--- start Working data ---

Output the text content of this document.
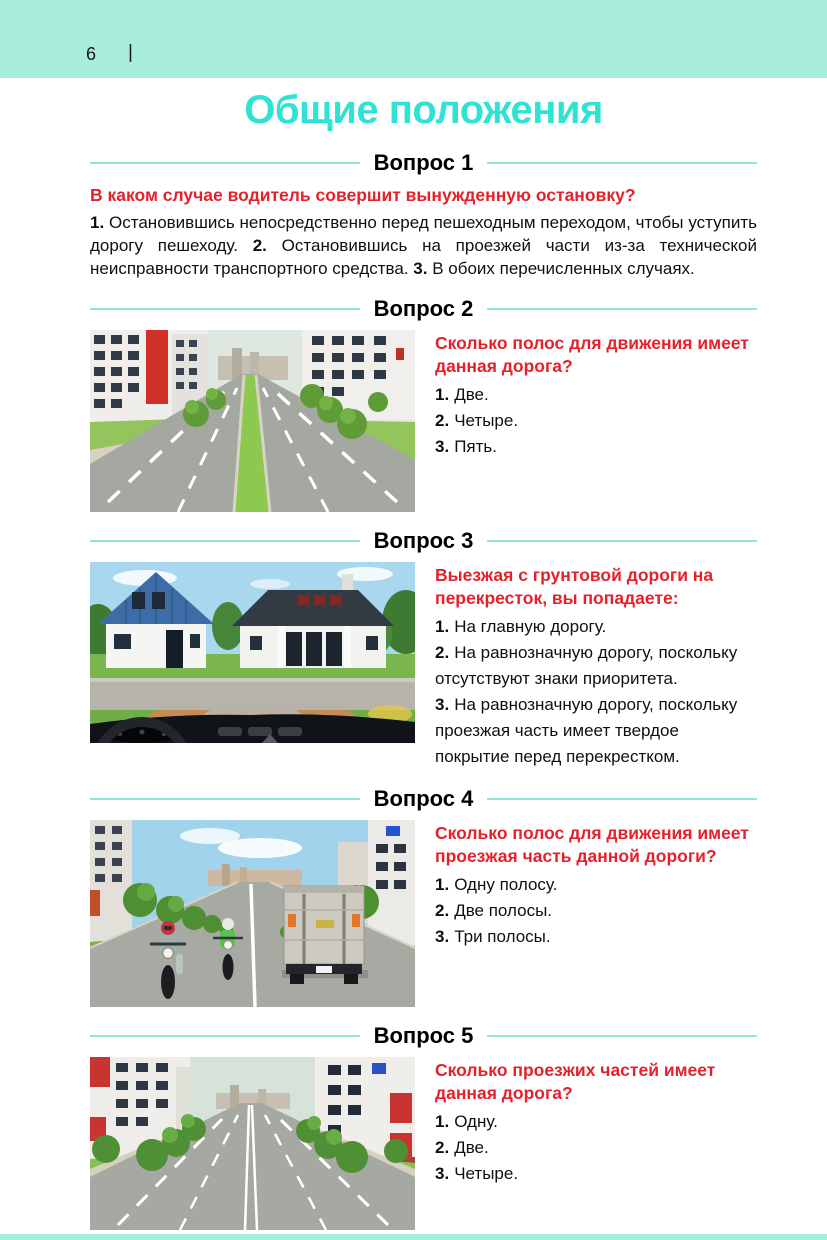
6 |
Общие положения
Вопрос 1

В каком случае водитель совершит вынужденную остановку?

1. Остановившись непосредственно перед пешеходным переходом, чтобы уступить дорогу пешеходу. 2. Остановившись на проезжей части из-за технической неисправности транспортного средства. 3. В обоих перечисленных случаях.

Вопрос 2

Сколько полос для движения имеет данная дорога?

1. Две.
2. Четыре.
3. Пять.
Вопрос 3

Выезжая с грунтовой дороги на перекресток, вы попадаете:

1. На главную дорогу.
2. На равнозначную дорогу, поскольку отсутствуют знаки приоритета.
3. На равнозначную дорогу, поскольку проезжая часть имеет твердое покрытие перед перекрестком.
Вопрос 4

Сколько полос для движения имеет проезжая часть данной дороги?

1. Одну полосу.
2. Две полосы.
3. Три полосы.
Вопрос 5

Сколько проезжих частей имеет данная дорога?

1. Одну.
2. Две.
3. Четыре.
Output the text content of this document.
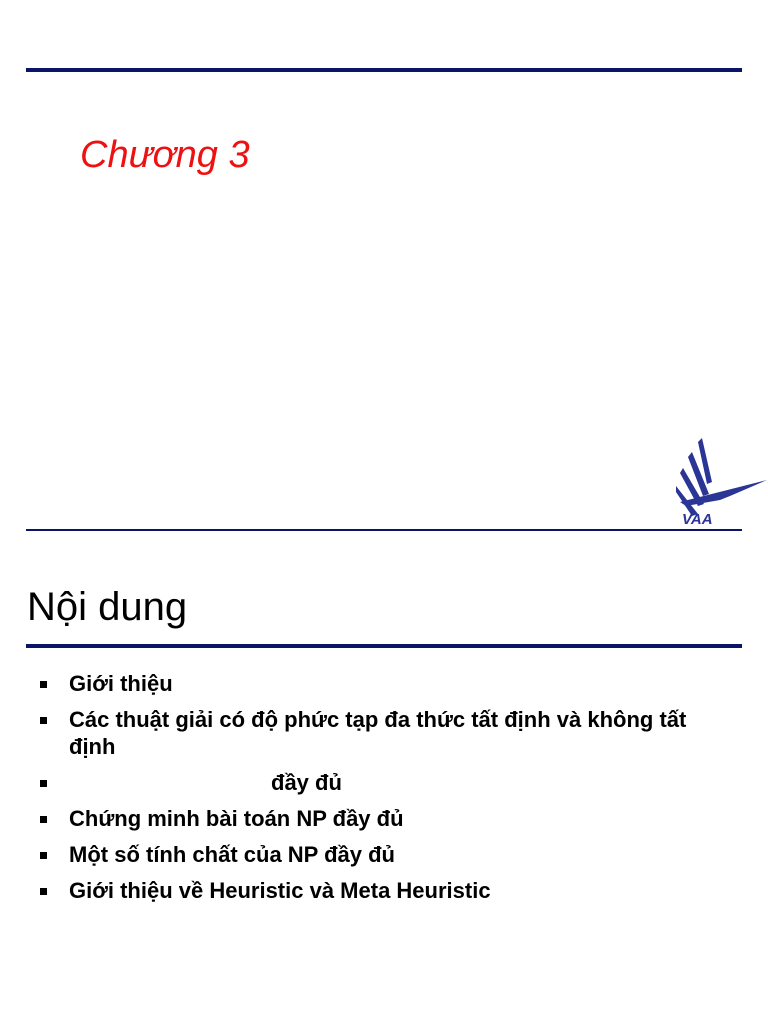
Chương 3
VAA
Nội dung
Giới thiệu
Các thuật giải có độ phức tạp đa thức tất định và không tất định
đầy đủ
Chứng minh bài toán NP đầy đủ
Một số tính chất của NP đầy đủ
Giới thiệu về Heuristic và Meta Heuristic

--- end Working data ---

= The problem =
Would you mind returning each entry above word for word, skipping the images?

= Full response =
Output the text content of this document.
6 |
Общие положения
Вопрос 1

В каком случае водитель совершит вынужденную остановку?

1. Остановившись непосредственно перед пешеходным переходом, чтобы уступить дорогу пешеходу. 2. Остановившись на проезжей части из-за технической неисправности транспортного средства. 3. В обоих перечисленных случаях.

Вопрос 2

Сколько полос для движения имеет данная дорога?

1. Две.
2. Четыре.
3. Пять.
Вопрос 3

Выезжая с грунтовой дороги на перекресток, вы попадаете:

1. На главную дорогу.
2. На равнозначную дорогу, поскольку отсутствуют знаки приоритета.
3. На равнозначную дорогу, поскольку проезжая часть имеет твердое покрытие перед перекрестком.
Вопрос 4

Сколько полос для движения имеет проезжая часть данной дороги?

1. Одну полосу.
2. Две полосы.
3. Три полосы.
Вопрос 5

Сколько проезжих частей имеет данная дорога?

1. Одну.
2. Две.
3. Четыре.
Output the text content of this document.
Chương 3
VAA
Nội dung
Giới thiệu
Các thuật giải có độ phức tạp đa thức tất định và không tất định
đầy đủ
Chứng minh bài toán NP đầy đủ
Một số tính chất của NP đầy đủ
Giới thiệu về Heuristic và Meta Heuristic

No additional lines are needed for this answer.